Directions for this task
Restate the whole listing exactly.

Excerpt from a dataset
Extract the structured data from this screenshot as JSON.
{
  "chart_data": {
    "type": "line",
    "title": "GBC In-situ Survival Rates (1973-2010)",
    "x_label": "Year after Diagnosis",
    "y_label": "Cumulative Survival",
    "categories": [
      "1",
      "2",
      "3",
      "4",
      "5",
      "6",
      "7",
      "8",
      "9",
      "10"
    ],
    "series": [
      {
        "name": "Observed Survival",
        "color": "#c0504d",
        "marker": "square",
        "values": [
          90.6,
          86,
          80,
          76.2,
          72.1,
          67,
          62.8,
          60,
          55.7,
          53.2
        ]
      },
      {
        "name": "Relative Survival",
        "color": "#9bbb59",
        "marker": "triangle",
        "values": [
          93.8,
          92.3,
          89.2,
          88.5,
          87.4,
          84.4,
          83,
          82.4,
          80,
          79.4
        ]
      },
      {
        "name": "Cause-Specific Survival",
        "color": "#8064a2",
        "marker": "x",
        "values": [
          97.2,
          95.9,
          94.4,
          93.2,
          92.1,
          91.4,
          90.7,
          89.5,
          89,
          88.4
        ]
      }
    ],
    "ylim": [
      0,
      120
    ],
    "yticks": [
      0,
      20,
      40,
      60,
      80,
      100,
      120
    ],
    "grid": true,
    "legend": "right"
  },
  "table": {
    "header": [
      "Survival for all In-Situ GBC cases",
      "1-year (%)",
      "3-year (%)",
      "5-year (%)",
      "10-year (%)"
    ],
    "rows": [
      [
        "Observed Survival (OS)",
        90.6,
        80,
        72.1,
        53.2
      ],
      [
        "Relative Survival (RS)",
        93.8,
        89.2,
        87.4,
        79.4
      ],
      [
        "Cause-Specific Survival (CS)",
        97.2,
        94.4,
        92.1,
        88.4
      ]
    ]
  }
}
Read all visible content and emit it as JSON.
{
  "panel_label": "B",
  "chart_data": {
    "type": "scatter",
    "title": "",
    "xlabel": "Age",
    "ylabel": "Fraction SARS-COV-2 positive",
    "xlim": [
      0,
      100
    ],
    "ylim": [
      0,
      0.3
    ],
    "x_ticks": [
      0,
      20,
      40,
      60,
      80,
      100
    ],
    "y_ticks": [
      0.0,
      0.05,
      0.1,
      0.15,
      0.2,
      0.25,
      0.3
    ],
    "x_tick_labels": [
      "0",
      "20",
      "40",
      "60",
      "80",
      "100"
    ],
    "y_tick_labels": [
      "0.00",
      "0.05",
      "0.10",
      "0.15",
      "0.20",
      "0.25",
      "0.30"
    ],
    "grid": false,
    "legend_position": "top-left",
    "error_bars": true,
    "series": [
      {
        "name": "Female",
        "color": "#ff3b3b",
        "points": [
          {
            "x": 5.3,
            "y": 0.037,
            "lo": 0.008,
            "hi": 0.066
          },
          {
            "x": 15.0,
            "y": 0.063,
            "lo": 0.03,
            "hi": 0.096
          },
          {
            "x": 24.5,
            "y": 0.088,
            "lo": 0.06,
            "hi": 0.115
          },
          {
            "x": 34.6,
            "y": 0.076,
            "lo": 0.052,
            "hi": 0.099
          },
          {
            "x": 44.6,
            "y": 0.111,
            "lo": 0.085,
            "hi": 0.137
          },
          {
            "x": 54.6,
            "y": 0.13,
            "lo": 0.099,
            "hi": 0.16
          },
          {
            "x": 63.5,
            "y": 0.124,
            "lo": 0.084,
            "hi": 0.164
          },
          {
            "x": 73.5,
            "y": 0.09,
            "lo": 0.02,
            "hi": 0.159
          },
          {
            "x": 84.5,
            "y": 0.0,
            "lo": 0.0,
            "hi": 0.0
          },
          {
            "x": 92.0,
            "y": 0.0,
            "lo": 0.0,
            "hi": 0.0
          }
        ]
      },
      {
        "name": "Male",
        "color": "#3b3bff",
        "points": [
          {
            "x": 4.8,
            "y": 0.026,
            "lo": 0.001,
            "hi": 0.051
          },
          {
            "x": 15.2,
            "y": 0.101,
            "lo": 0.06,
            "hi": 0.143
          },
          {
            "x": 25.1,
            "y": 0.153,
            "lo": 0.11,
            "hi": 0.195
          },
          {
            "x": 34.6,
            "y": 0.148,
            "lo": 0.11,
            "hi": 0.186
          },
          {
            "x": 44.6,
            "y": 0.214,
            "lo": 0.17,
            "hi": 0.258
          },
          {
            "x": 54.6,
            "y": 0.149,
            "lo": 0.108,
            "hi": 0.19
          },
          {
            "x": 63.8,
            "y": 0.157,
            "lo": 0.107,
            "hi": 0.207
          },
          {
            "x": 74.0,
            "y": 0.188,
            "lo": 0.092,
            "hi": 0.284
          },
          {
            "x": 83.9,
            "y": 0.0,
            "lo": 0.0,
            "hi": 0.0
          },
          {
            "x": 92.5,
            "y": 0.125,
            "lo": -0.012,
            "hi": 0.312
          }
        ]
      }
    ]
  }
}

Solution to this problem
Extract the structured data from this screenshot as JSON.
{
  "chart_data": {
    "type": "line",
    "title": "GBC In-situ Survival Rates (1973-2010)",
    "x_label": "Year after Diagnosis",
    "y_label": "Cumulative Survival",
    "categories": [
      "1",
      "2",
      "3",
      "4",
      "5",
      "6",
      "7",
      "8",
      "9",
      "10"
    ],
    "series": [
      {
        "name": "Observed Survival",
        "color": "#c0504d",
        "marker": "square",
        "values": [
          90.6,
          86,
          80,
          76.2,
          72.1,
          67,
          62.8,
          60,
          55.7,
          53.2
        ]
      },
      {
        "name": "Relative Survival",
        "color": "#9bbb59",
        "marker": "triangle",
        "values": [
          93.8,
          92.3,
          89.2,
          88.5,
          87.4,
          84.4,
          83,
          82.4,
          80,
          79.4
        ]
      },
      {
        "name": "Cause-Specific Survival",
        "color": "#8064a2",
        "marker": "x",
        "values": [
          97.2,
          95.9,
          94.4,
          93.2,
          92.1,
          91.4,
          90.7,
          89.5,
          89,
          88.4
        ]
      }
    ],
    "ylim": [
      0,
      120
    ],
    "yticks": [
      0,
      20,
      40,
      60,
      80,
      100,
      120
    ],
    "grid": true,
    "legend": "right"
  },
  "table": {
    "header": [
      "Survival for all In-Situ GBC cases",
      "1-year (%)",
      "3-year (%)",
      "5-year (%)",
      "10-year (%)"
    ],
    "rows": [
      [
        "Observed Survival (OS)",
        90.6,
        80,
        72.1,
        53.2
      ],
      [
        "Relative Survival (RS)",
        93.8,
        89.2,
        87.4,
        79.4
      ],
      [
        "Cause-Specific Survival (CS)",
        97.2,
        94.4,
        92.1,
        88.4
      ]
    ]
  }
}
Read all visible content and emit it as JSON.
{
  "panel_label": "B",
  "chart_data": {
    "type": "scatter",
    "title": "",
    "xlabel": "Age",
    "ylabel": "Fraction SARS-COV-2 positive",
    "xlim": [
      0,
      100
    ],
    "ylim": [
      0,
      0.3
    ],
    "x_ticks": [
      0,
      20,
      40,
      60,
      80,
      100
    ],
    "y_ticks": [
      0.0,
      0.05,
      0.1,
      0.15,
      0.2,
      0.25,
      0.3
    ],
    "x_tick_labels": [
      "0",
      "20",
      "40",
      "60",
      "80",
      "100"
    ],
    "y_tick_labels": [
      "0.00",
      "0.05",
      "0.10",
      "0.15",
      "0.20",
      "0.25",
      "0.30"
    ],
    "grid": false,
    "legend_position": "top-left",
    "error_bars": true,
    "series": [
      {
        "name": "Female",
        "color": "#ff3b3b",
        "points": [
          {
            "x": 5.3,
            "y": 0.037,
            "lo": 0.008,
            "hi": 0.066
          },
          {
            "x": 15.0,
            "y": 0.063,
            "lo": 0.03,
            "hi": 0.096
          },
          {
            "x": 24.5,
            "y": 0.088,
            "lo": 0.06,
            "hi": 0.115
          },
          {
            "x": 34.6,
            "y": 0.076,
            "lo": 0.052,
            "hi": 0.099
          },
          {
            "x": 44.6,
            "y": 0.111,
            "lo": 0.085,
            "hi": 0.137
          },
          {
            "x": 54.6,
            "y": 0.13,
            "lo": 0.099,
            "hi": 0.16
          },
          {
            "x": 63.5,
            "y": 0.124,
            "lo": 0.084,
            "hi": 0.164
          },
          {
            "x": 73.5,
            "y": 0.09,
            "lo": 0.02,
            "hi": 0.159
          },
          {
            "x": 84.5,
            "y": 0.0,
            "lo": 0.0,
            "hi": 0.0
          },
          {
            "x": 92.0,
            "y": 0.0,
            "lo": 0.0,
            "hi": 0.0
          }
        ]
      },
      {
        "name": "Male",
        "color": "#3b3bff",
        "points": [
          {
            "x": 4.8,
            "y": 0.026,
            "lo": 0.001,
            "hi": 0.051
          },
          {
            "x": 15.2,
            "y": 0.101,
            "lo": 0.06,
            "hi": 0.143
          },
          {
            "x": 25.1,
            "y": 0.153,
            "lo": 0.11,
            "hi": 0.195
          },
          {
            "x": 34.6,
            "y": 0.148,
            "lo": 0.11,
            "hi": 0.186
          },
          {
            "x": 44.6,
            "y": 0.214,
            "lo": 0.17,
            "hi": 0.258
          },
          {
            "x": 54.6,
            "y": 0.149,
            "lo": 0.108,
            "hi": 0.19
          },
          {
            "x": 63.8,
            "y": 0.157,
            "lo": 0.107,
            "hi": 0.207
          },
          {
            "x": 74.0,
            "y": 0.188,
            "lo": 0.092,
            "hi": 0.284
          },
          {
            "x": 83.9,
            "y": 0.0,
            "lo": 0.0,
            "hi": 0.0
          },
          {
            "x": 92.5,
            "y": 0.125,
            "lo": -0.012,
            "hi": 0.312
          }
        ]
      }
    ]
  }
}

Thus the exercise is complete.